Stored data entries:
........

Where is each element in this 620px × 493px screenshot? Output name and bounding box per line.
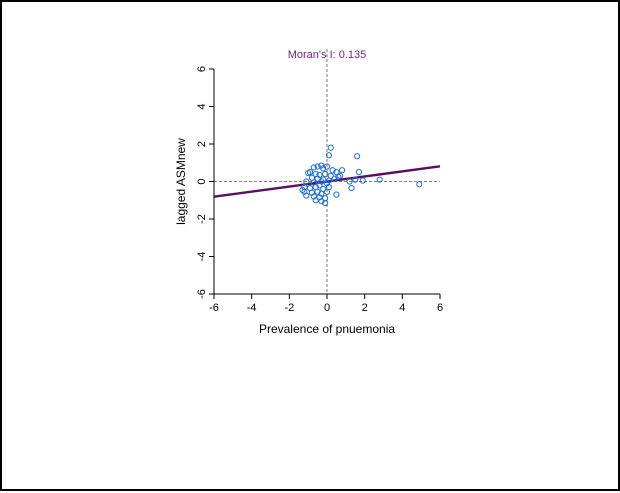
data-point — [352, 176, 359, 183]
data-point — [303, 192, 310, 199]
data-point — [320, 176, 327, 183]
data-point — [325, 152, 332, 159]
data-point — [337, 172, 344, 179]
data-point — [310, 164, 317, 171]
data-point — [355, 169, 363, 176]
data-point — [331, 175, 338, 182]
y-tick-label: 2 — [196, 141, 208, 147]
data-point — [314, 163, 321, 170]
x-tick-label: -2 — [284, 302, 294, 314]
x-tick-label: 2 — [362, 302, 368, 314]
data-point — [299, 186, 306, 194]
data-point — [312, 197, 319, 204]
data-point — [348, 184, 355, 192]
data-point — [323, 188, 331, 195]
data-point — [327, 144, 334, 151]
data-point — [359, 177, 366, 184]
data-point — [338, 167, 346, 174]
y-tick-label: -2 — [196, 214, 208, 224]
y-tick-label: -6 — [196, 289, 208, 299]
y-axis-title: lagged ASMnew — [174, 138, 188, 225]
x-tick-label: -6 — [209, 302, 219, 314]
data-point — [316, 182, 323, 189]
data-point — [354, 153, 361, 160]
x-tick-label: 0 — [324, 302, 330, 314]
data-point — [322, 199, 329, 207]
data-point — [323, 163, 331, 170]
x-tick-label: -4 — [247, 302, 257, 314]
data-point — [303, 178, 310, 185]
y-tick-label: 6 — [196, 66, 208, 72]
regression-line-group — [213, 165, 441, 198]
y-tick-label: 0 — [196, 178, 208, 184]
y-tick-label: -4 — [196, 252, 208, 262]
y-tick-label: 4 — [196, 103, 208, 109]
x-axis-title: Prevalence of pnuemonia — [259, 322, 395, 336]
regression-line — [213, 165, 441, 198]
data-point — [376, 176, 383, 183]
data-point — [333, 191, 340, 198]
x-tick-label: 6 — [437, 302, 443, 314]
data-point — [416, 181, 423, 188]
data-point — [305, 169, 312, 177]
y-axis: -6 -4 -2 0 2 4 6 — [196, 66, 215, 299]
data-point — [322, 170, 329, 178]
data-point — [346, 178, 353, 185]
x-axis: -6 -4 -2 0 2 4 6 — [209, 293, 443, 314]
data-points — [299, 144, 423, 207]
x-tick-label: 4 — [399, 302, 405, 314]
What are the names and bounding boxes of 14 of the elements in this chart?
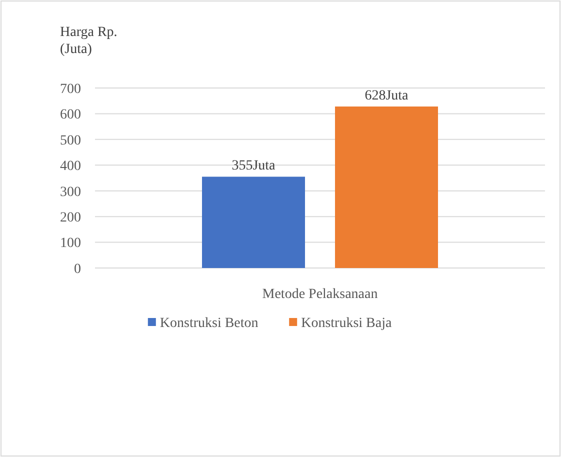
y-tick-label: 0 [74, 262, 81, 277]
legend-label: Konstruksi Beton [160, 316, 258, 331]
data-label: 355Juta [232, 158, 276, 174]
y-tick-label: 300 [60, 184, 81, 200]
y-tick-label: 100 [60, 236, 81, 252]
y-tick-label: 600 [60, 108, 81, 123]
y-tick-label: 200 [60, 210, 81, 226]
x-tick-label: Metode Pelaksanaan [262, 287, 378, 302]
y-axis-title: Harga Rp. (Juta) [60, 25, 118, 57]
data-label: 628Juta [364, 88, 410, 104]
y-tick-label: 500 [60, 133, 81, 148]
y-tick-label: 700 [60, 82, 81, 97]
legend-label: Konstruksi Baja [301, 316, 392, 331]
y-tick-label: 400 [60, 159, 81, 174]
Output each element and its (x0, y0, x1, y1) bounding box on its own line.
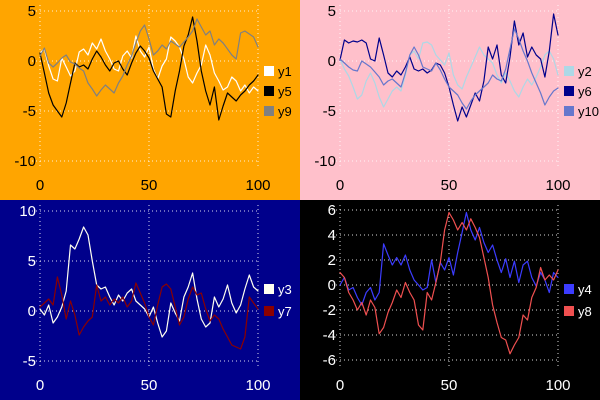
legend-label-y2: y2 (578, 64, 592, 79)
x-tick-label: 50 (441, 177, 458, 194)
series-y4 (339, 211, 559, 306)
legend-label-y9: y9 (278, 104, 292, 119)
x-tick-label: 100 (545, 377, 570, 394)
legend-swatch-y9 (264, 106, 274, 116)
series-y9 (39, 18, 259, 97)
legend-label-y5: y5 (278, 84, 292, 99)
panel-top-left: 5 0 -5 -10 0 50 100 y1 y5 y9 (0, 0, 300, 200)
legend-label-y4: y4 (578, 282, 592, 297)
y-tick-label: -6 (323, 352, 336, 369)
y-tick-label: 0 (28, 303, 36, 320)
y-tick-label: -2 (323, 302, 336, 319)
legend-swatch-y10 (564, 106, 574, 116)
y-tick-label: 10 (19, 203, 36, 220)
legend-swatch-y1 (264, 66, 274, 76)
panel-top-right: 5 0 -5 -10 0 50 100 y2 y6 y10 (300, 0, 600, 200)
x-tick-label: 50 (141, 177, 158, 194)
x-tick-label: 50 (141, 377, 158, 394)
y-tick-label: 0 (28, 53, 36, 70)
legend-swatch-y7 (264, 306, 274, 316)
panel-bottom-right: 6 4 2 0 -2 -4 -6 0 50 100 y4 y8 (300, 200, 600, 400)
y-tick-label: -5 (323, 103, 336, 120)
y-tick-label: 0 (328, 53, 336, 70)
x-tick-label: 50 (441, 377, 458, 394)
x-tick-label: 0 (336, 377, 344, 394)
y-tick-label: 4 (328, 227, 336, 244)
y-tick-label: 6 (328, 202, 336, 219)
y-tick-label: -4 (323, 327, 336, 344)
legend-swatch-y5 (264, 86, 274, 96)
x-tick-label: 100 (245, 377, 270, 394)
y-tick-label: 5 (28, 253, 36, 270)
legend-label-y8: y8 (578, 304, 592, 319)
legend-swatch-y6 (564, 86, 574, 96)
plot-background (300, 200, 600, 400)
x-tick-label: 0 (36, 177, 44, 194)
y-tick-label: 5 (328, 3, 336, 20)
y-tick-label: -5 (23, 353, 36, 370)
y-tick-label: -10 (314, 153, 336, 170)
legend-swatch-y3 (264, 284, 274, 294)
plot-background (300, 0, 600, 200)
series-y2 (339, 41, 559, 108)
y-tick-label: 2 (328, 252, 336, 269)
x-tick-label: 0 (336, 177, 344, 194)
legend-swatch-y2 (564, 66, 574, 76)
legend-swatch-y4 (564, 284, 574, 294)
series-y8 (339, 211, 559, 355)
series-y10 (339, 28, 559, 110)
legend-label-y7: y7 (278, 304, 292, 319)
y-tick-label: -10 (14, 153, 36, 170)
legend-label-y10: y10 (578, 104, 599, 119)
series-y7 (39, 276, 259, 350)
panel-bottom-left: 10 5 0 -5 0 50 100 y3 y7 (0, 200, 300, 400)
series-y5 (39, 16, 259, 121)
y-tick-label: -5 (23, 103, 36, 120)
legend-swatch-y8 (564, 306, 574, 316)
y-tick-label: 0 (328, 277, 336, 294)
x-tick-label: 100 (545, 177, 570, 194)
legend-label-y3: y3 (278, 282, 292, 297)
plot-background (0, 0, 300, 200)
y-tick-label: 5 (28, 3, 36, 20)
x-tick-label: 0 (36, 377, 44, 394)
plot-background (0, 200, 300, 400)
legend-label-y6: y6 (578, 84, 592, 99)
x-tick-label: 100 (245, 177, 270, 194)
legend-label-y1: y1 (278, 64, 292, 79)
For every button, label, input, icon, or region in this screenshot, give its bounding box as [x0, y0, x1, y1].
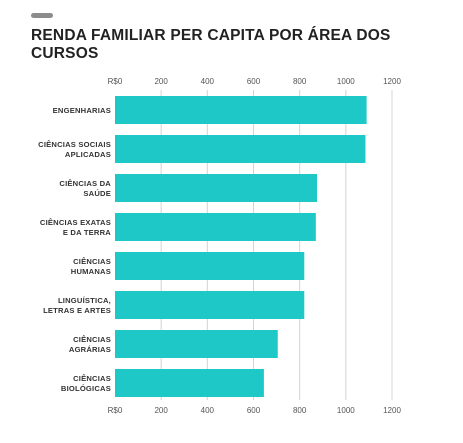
category-label: CIÊNCIAS AGRÁRIAS [69, 335, 111, 354]
category-label: LINGUÍSTICA, LETRAS E ARTES [43, 296, 111, 315]
category-label-line: SAÚDE [83, 189, 111, 198]
category-label-line: CIÊNCIAS DA [59, 179, 111, 188]
category-label-line: CIÊNCIAS SOCIAIS [38, 140, 111, 149]
x-tick-label-bottom: 600 [247, 406, 261, 415]
category-label: CIÊNCIAS EXATAS E DA TERRA [40, 218, 111, 237]
category-label-line: APLICADAS [65, 150, 111, 159]
category-label: CIÊNCIAS BIOLÓGICAS [61, 374, 111, 393]
category-label-line: AGRÁRIAS [69, 345, 111, 354]
x-tick-label-bottom: 1000 [337, 406, 355, 415]
x-tick-label-bottom: R$0 [108, 406, 123, 415]
x-tick-label-top: R$0 [108, 77, 123, 86]
bar [115, 213, 316, 241]
chart-title: RENDA FAMILIAR PER CAPITA POR ÁREA DOS C… [31, 27, 391, 62]
category-label-line: LINGUÍSTICA, [58, 296, 111, 305]
x-tick-label-top: 400 [201, 77, 215, 86]
category-label-line: LETRAS E ARTES [43, 306, 111, 315]
category-label-line: CIÊNCIAS [73, 257, 111, 266]
x-tick-label-bottom: 200 [154, 406, 168, 415]
category-label-line: BIOLÓGICAS [61, 384, 111, 393]
x-tick-label-top: 600 [247, 77, 261, 86]
bar [115, 330, 278, 358]
category-label-line: ENGENHARIAS [53, 106, 111, 115]
bar [115, 369, 264, 397]
category-label-line: E DA TERRA [63, 228, 111, 237]
category-label: ENGENHARIAS [53, 106, 111, 115]
title-accent-bar [31, 13, 53, 18]
bar [115, 174, 317, 202]
category-label: CIÊNCIAS SOCIAIS APLICADAS [38, 140, 111, 159]
bar [115, 252, 305, 280]
x-tick-label-bottom: 800 [293, 406, 307, 415]
bar [115, 291, 305, 319]
x-tick-label-top: 1000 [337, 77, 355, 86]
bar [115, 135, 366, 163]
category-label-line: CIÊNCIAS [73, 374, 111, 383]
category-label: CIÊNCIAS DA SAÚDE [59, 179, 111, 198]
x-tick-label-top: 200 [154, 77, 168, 86]
category-label: CIÊNCIAS HUMANAS [71, 257, 111, 276]
category-label-line: CIÊNCIAS EXATAS [40, 218, 111, 227]
bar [115, 96, 367, 124]
category-label-line: CIÊNCIAS [73, 335, 111, 344]
x-tick-label-top: 800 [293, 77, 307, 86]
x-tick-label-bottom: 1200 [383, 406, 401, 415]
x-tick-label-top: 1200 [383, 77, 401, 86]
category-label-line: HUMANAS [71, 267, 111, 276]
x-tick-label-bottom: 400 [201, 406, 215, 415]
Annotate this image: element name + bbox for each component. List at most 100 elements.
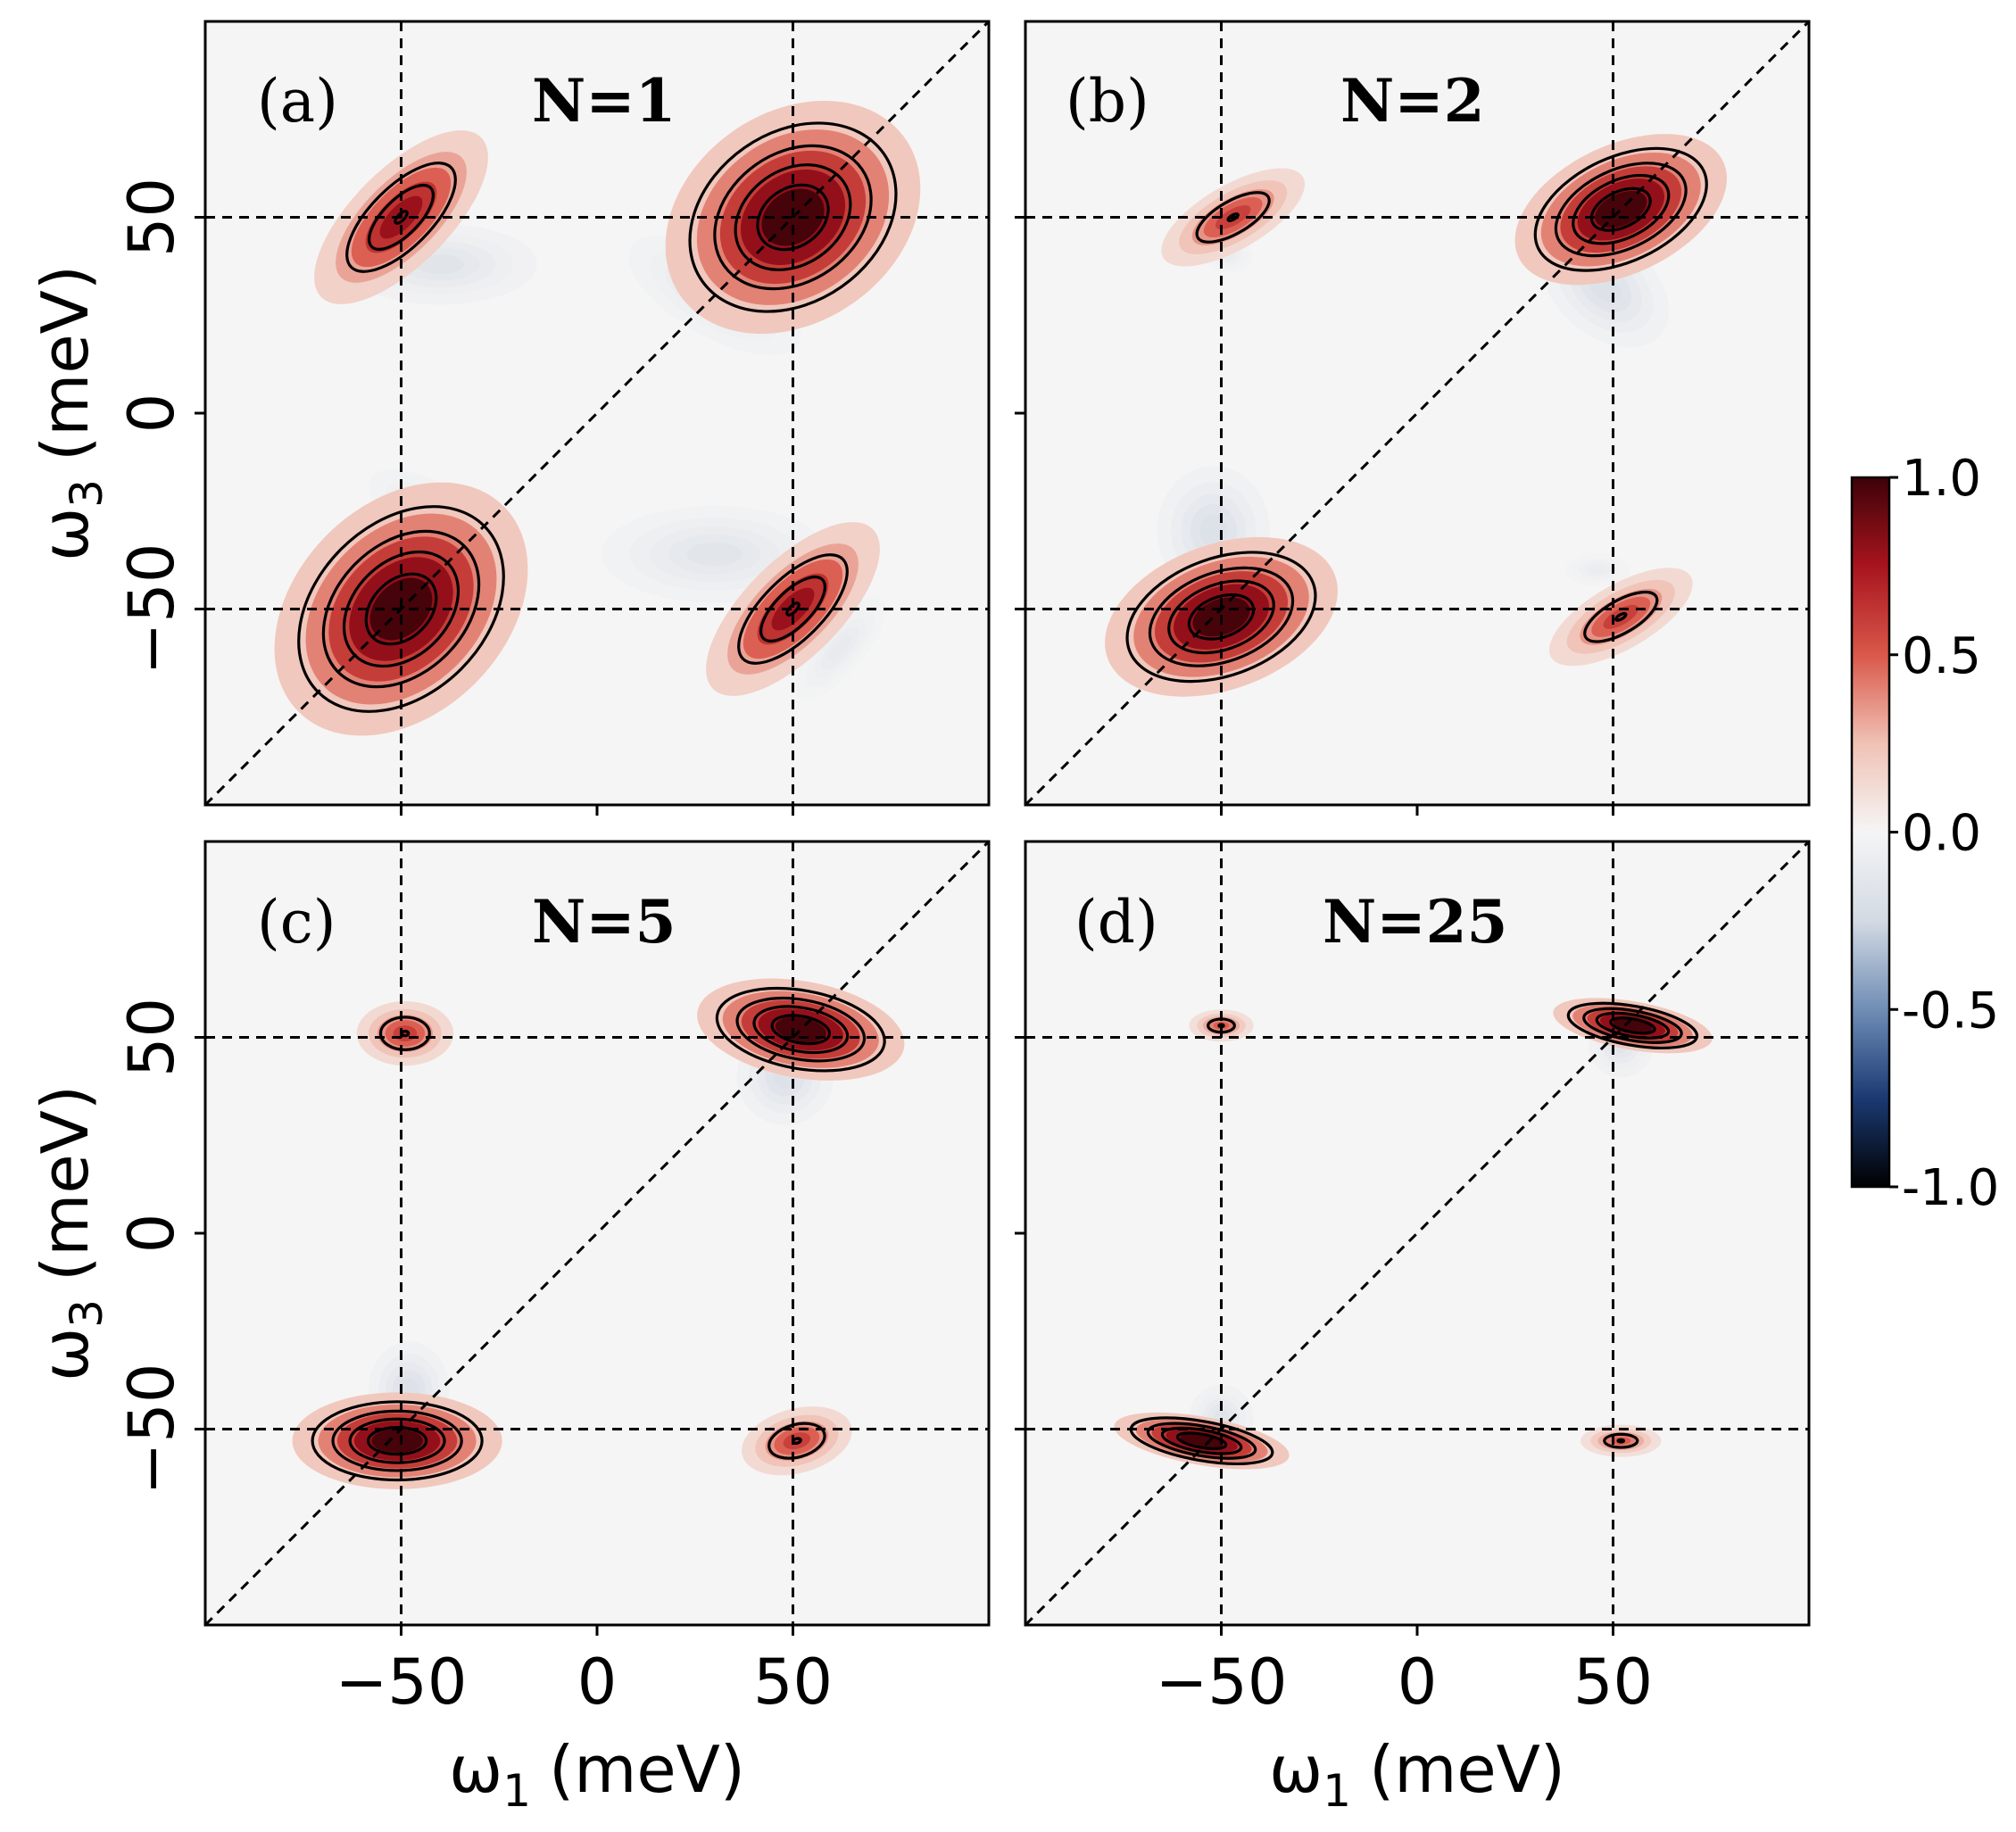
diagonal-ref-line: [203, 20, 991, 807]
colorbar-gradient: [1852, 477, 1889, 1187]
panel-title: N=2: [1340, 66, 1485, 136]
panel-c: (c) N=5: [203, 840, 991, 1627]
positive-peak: [292, 1392, 502, 1489]
panel-letter: (d): [1074, 888, 1158, 957]
contour-line: [1187, 593, 1256, 641]
contour-line: [1572, 173, 1671, 245]
contour-line: [1226, 212, 1240, 222]
ref-lines-d: [1024, 840, 1811, 1627]
ref-lines-b: [1024, 20, 1811, 807]
x-tick-label: −50: [1156, 1645, 1288, 1719]
peak-level: [393, 1025, 418, 1041]
contour-group: [1195, 191, 1271, 244]
colorbar-tick-label: 1.0: [1902, 450, 1981, 508]
contour-group: [737, 553, 849, 665]
contour-line: [378, 1015, 431, 1051]
contour-line: [785, 601, 801, 617]
contour-line: [366, 1426, 428, 1456]
peak-level: [416, 254, 465, 275]
contour-line: [368, 184, 435, 251]
contour-line: [713, 144, 873, 291]
colorbar-tick-label: -1.0: [1902, 1159, 1999, 1217]
contour-line: [1616, 1438, 1625, 1444]
x-tick-label: 0: [1398, 1645, 1438, 1719]
panel-a: (a) N=1: [203, 20, 991, 807]
contour-line: [1609, 1016, 1656, 1035]
contour-line: [394, 210, 409, 225]
contour-group: [1129, 1416, 1274, 1465]
peak-level: [828, 635, 851, 661]
contour-line: [364, 572, 438, 646]
x-tick-label: 50: [753, 1645, 833, 1719]
contour-group: [1603, 1432, 1639, 1449]
contours-d: [1129, 1001, 1699, 1465]
contour-line: [1167, 579, 1275, 655]
contour-line: [1603, 1432, 1639, 1449]
diagonal-ref-line: [1024, 20, 1811, 807]
positive-peak: [356, 1000, 454, 1066]
y-tick-label: −50: [115, 543, 188, 676]
contour-group: [1125, 551, 1317, 684]
contour-line: [756, 183, 830, 252]
ticks: −50 0 50 −50 0 50 −50 0 50 −50 0 50: [115, 178, 1653, 1719]
contour-line: [1125, 551, 1317, 684]
colorbar-tick-label: 0.5: [1902, 627, 1981, 685]
contour-line: [1554, 162, 1688, 258]
contour-line: [1146, 1422, 1257, 1460]
contour-line: [1175, 1431, 1228, 1451]
peak-level: [371, 1429, 423, 1453]
peak-level: [1589, 566, 1605, 575]
negative-peak: [794, 596, 886, 700]
colorbar: 1.0 0.5 0.0 -0.5 -1.0: [1850, 450, 1999, 1217]
colorbar-tick-label: -0.5: [1902, 982, 1999, 1040]
y-tick-label: 50: [115, 998, 188, 1077]
y-tick-label: 50: [115, 178, 188, 257]
contour-line: [1582, 1007, 1683, 1044]
diagonal-ref-line: [1024, 840, 1811, 1627]
panel-title: N=5: [532, 887, 676, 957]
contour-line: [1566, 1001, 1699, 1049]
panel-b: (b) N=2: [1024, 20, 1811, 807]
x-axis-label-right: ω1 (meV): [1269, 1732, 1565, 1817]
contour-line: [770, 1014, 832, 1046]
x-axis-label-left: ω1 (meV): [449, 1732, 745, 1817]
contour-group: [1566, 1001, 1699, 1049]
y-axis-label-bottom: ω3(meV): [28, 1085, 112, 1381]
panel-letter: (c): [257, 888, 336, 957]
peaks-b: [1105, 134, 1727, 697]
contour-line: [688, 121, 898, 313]
contour-line: [331, 1409, 463, 1472]
contour-line: [345, 162, 457, 273]
contour-group: [311, 1400, 484, 1482]
peak-level: [775, 1016, 826, 1042]
panel-letter: (b): [1066, 67, 1149, 136]
y-tick-label: 0: [115, 394, 188, 434]
negative-peak: [1564, 553, 1630, 586]
panel-title: N=25: [1323, 887, 1507, 957]
contour-line: [752, 1005, 850, 1055]
peak-level: [1595, 190, 1647, 228]
peak-level: [686, 542, 743, 567]
contour-line: [1595, 1011, 1671, 1040]
ref-lines-c: [203, 840, 991, 1627]
y-tick-label: −50: [115, 1364, 188, 1496]
colorbar-tick-label: 0.0: [1902, 805, 1981, 863]
peak-level: [783, 1432, 811, 1450]
contour-line: [759, 576, 826, 642]
x-tick-label: 0: [577, 1645, 618, 1719]
contour-line: [311, 1400, 484, 1482]
panel-letter: (a): [257, 67, 338, 136]
contour-line: [1533, 146, 1708, 272]
contours-c: [311, 986, 886, 1482]
contour-line: [348, 1417, 446, 1464]
contour-line: [1614, 611, 1628, 622]
contour-line: [1148, 566, 1295, 667]
contour-line: [735, 997, 867, 1063]
contour-line: [1195, 191, 1271, 244]
y-tick-label: 0: [115, 1214, 188, 1254]
x-tick-label: −50: [336, 1645, 468, 1719]
y-axis-label-top: ω3(meV): [28, 265, 112, 561]
peak-level: [1180, 1433, 1224, 1448]
ref-lines-a: [203, 20, 991, 807]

........

Task details: Write out the lines starting at "data-point — [352, 176, 359, 183]" and ending at "y-tick-label: -2 — [196, 214, 208, 224]", both included, exactly as they appear.

Problem solution:
data-point — [352, 176, 359, 183]
data-point — [303, 192, 310, 199]
data-point — [320, 176, 327, 183]
data-point — [325, 152, 332, 159]
data-point — [337, 172, 344, 179]
data-point — [310, 164, 317, 171]
data-point — [355, 169, 363, 176]
data-point — [331, 175, 338, 182]
y-tick-label: 2 — [196, 141, 208, 147]
data-point — [314, 163, 321, 170]
x-tick-label: -2 — [284, 302, 294, 314]
x-tick-label: 2 — [362, 302, 368, 314]
data-point — [299, 186, 306, 194]
data-point — [312, 197, 319, 204]
data-point — [348, 184, 355, 192]
data-point — [323, 188, 331, 195]
data-point — [327, 144, 334, 151]
data-point — [359, 177, 366, 184]
data-point — [338, 167, 346, 174]
y-tick-label: -2 — [196, 214, 208, 224]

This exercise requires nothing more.